__Given problem__
Pick out each line with the word "pressure" from the material that follows.

__Information given__
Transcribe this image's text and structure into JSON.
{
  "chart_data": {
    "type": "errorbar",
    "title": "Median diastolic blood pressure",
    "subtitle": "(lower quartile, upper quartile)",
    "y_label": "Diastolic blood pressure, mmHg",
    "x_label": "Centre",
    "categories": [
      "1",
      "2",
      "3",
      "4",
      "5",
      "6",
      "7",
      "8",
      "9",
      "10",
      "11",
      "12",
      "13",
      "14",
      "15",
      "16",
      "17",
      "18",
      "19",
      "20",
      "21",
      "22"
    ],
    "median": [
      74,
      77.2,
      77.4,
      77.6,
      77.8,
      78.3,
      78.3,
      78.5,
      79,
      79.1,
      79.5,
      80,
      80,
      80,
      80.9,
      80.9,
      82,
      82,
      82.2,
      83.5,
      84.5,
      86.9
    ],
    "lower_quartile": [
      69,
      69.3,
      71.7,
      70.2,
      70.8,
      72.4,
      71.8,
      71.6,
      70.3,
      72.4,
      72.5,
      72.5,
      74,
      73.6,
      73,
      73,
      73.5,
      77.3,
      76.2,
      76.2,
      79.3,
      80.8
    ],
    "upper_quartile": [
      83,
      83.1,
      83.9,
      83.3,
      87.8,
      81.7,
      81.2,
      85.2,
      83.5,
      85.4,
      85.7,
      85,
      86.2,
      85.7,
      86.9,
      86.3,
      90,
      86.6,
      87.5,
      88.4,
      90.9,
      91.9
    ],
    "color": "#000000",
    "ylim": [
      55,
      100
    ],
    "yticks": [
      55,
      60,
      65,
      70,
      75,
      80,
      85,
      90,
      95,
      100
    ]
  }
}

__Full solution__
    "title": "Median diastolic blood pressure",
    "y_label": "Diastolic blood pressure, mmHg",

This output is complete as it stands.